### GIVEN REQUEST
Skip the pictures. Transcribe the rest of the data below without changing a word.

### DATASET RECORDS
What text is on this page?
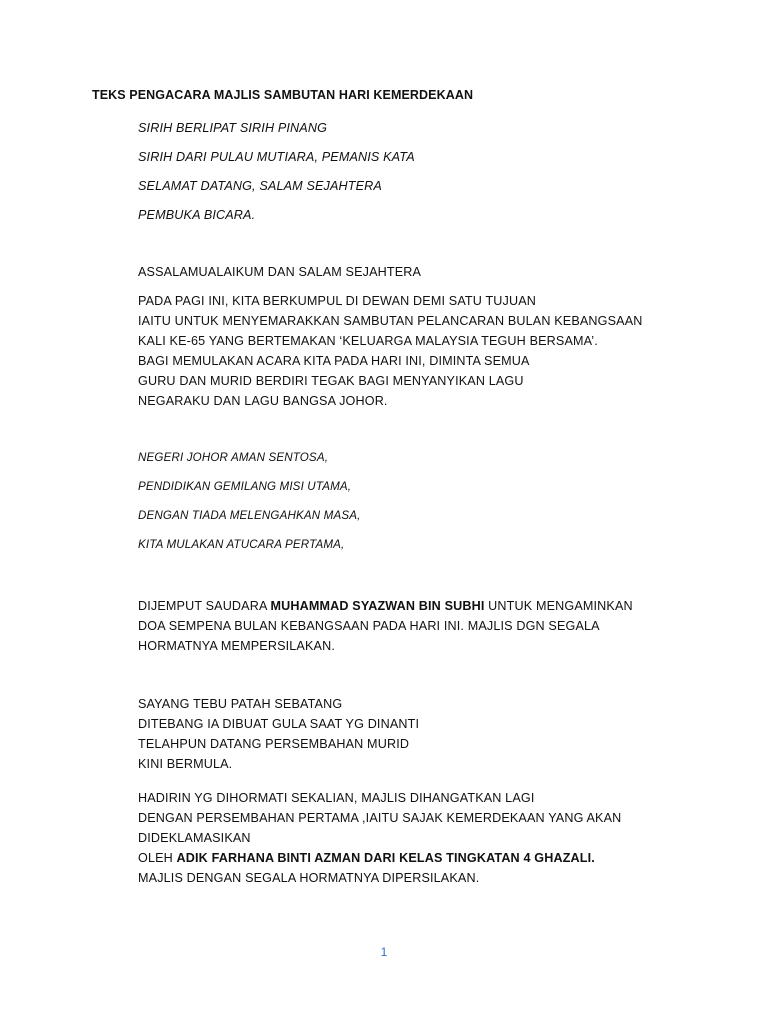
TEKS PENGACARA MAJLIS SAMBUTAN HARI KEMERDEKAAN
SIRIH BERLIPAT SIRIH PINANG
SIRIH DARI PULAU MUTIARA, PEMANIS KATA
SELAMAT DATANG, SALAM SEJAHTERA
PEMBUKA BICARA.
ASSALAMUALAIKUM DAN SALAM SEJAHTERA
PADA PAGI INI, KITA BERKUMPUL DI DEWAN DEMI SATU TUJUAN
IAITU UNTUK MENYEMARAKKAN SAMBUTAN PELANCARAN BULAN KEBANGSAAN
KALI KE-65 YANG BERTEMAKAN ‘KELUARGA MALAYSIA TEGUH BERSAMA’.
BAGI MEMULAKAN ACARA KITA PADA HARI INI, DIMINTA SEMUA
GURU DAN MURID BERDIRI TEGAK BAGI MENYANYIKAN LAGU
NEGARAKU DAN LAGU BANGSA JOHOR.
NEGERI JOHOR AMAN SENTOSA,
PENDIDIKAN GEMILANG MISI UTAMA,
DENGAN TIADA MELENGAHKAN MASA,
KITA MULAKAN ATUCARA PERTAMA,
DIJEMPUT SAUDARA MUHAMMAD SYAZWAN BIN SUBHI UNTUK MENGAMINKAN
DOA SEMPENA BULAN KEBANGSAAN PADA HARI INI. MAJLIS DGN SEGALA
HORMATNYA MEMPERSILAKAN.
SAYANG TEBU PATAH SEBATANG
DITEBANG IA DIBUAT GULA SAAT YG DINANTI
TELAHPUN DATANG PERSEMBAHAN MURID
KINI BERMULA.
HADIRIN YG DIHORMATI SEKALIAN, MAJLIS DIHANGATKAN LAGI
DENGAN PERSEMBAHAN PERTAMA ,IAITU SAJAK KEMERDEKAAN YANG AKAN
DIDEKLAMASIKAN
OLEH ADIK FARHANA BINTI AZMAN DARI KELAS TINGKATAN 4 GHAZALI.
MAJLIS DENGAN SEGALA HORMATNYA DIPERSILAKAN.
1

### COMPLETE OUTPUT
What text is on this page?
TEKS PENGACARA MAJLIS SAMBUTAN HARI KEMERDEKAAN
SIRIH BERLIPAT SIRIH PINANG
SIRIH DARI PULAU MUTIARA, PEMANIS KATA
SELAMAT DATANG, SALAM SEJAHTERA
PEMBUKA BICARA.
ASSALAMUALAIKUM DAN SALAM SEJAHTERA
PADA PAGI INI, KITA BERKUMPUL DI DEWAN DEMI SATU TUJUAN
IAITU UNTUK MENYEMARAKKAN SAMBUTAN PELANCARAN BULAN KEBANGSAAN
KALI KE-65 YANG BERTEMAKAN ‘KELUARGA MALAYSIA TEGUH BERSAMA’.
BAGI MEMULAKAN ACARA KITA PADA HARI INI, DIMINTA SEMUA
GURU DAN MURID BERDIRI TEGAK BAGI MENYANYIKAN LAGU
NEGARAKU DAN LAGU BANGSA JOHOR.
NEGERI JOHOR AMAN SENTOSA,
PENDIDIKAN GEMILANG MISI UTAMA,
DENGAN TIADA MELENGAHKAN MASA,
KITA MULAKAN ATUCARA PERTAMA,
DIJEMPUT SAUDARA MUHAMMAD SYAZWAN BIN SUBHI UNTUK MENGAMINKAN
DOA SEMPENA BULAN KEBANGSAAN PADA HARI INI. MAJLIS DGN SEGALA
HORMATNYA MEMPERSILAKAN.
SAYANG TEBU PATAH SEBATANG
DITEBANG IA DIBUAT GULA SAAT YG DINANTI
TELAHPUN DATANG PERSEMBAHAN MURID
KINI BERMULA.
HADIRIN YG DIHORMATI SEKALIAN, MAJLIS DIHANGATKAN LAGI
DENGAN PERSEMBAHAN PERTAMA ,IAITU SAJAK KEMERDEKAAN YANG AKAN
DIDEKLAMASIKAN
OLEH ADIK FARHANA BINTI AZMAN DARI KELAS TINGKATAN 4 GHAZALI.
MAJLIS DENGAN SEGALA HORMATNYA DIPERSILAKAN.
1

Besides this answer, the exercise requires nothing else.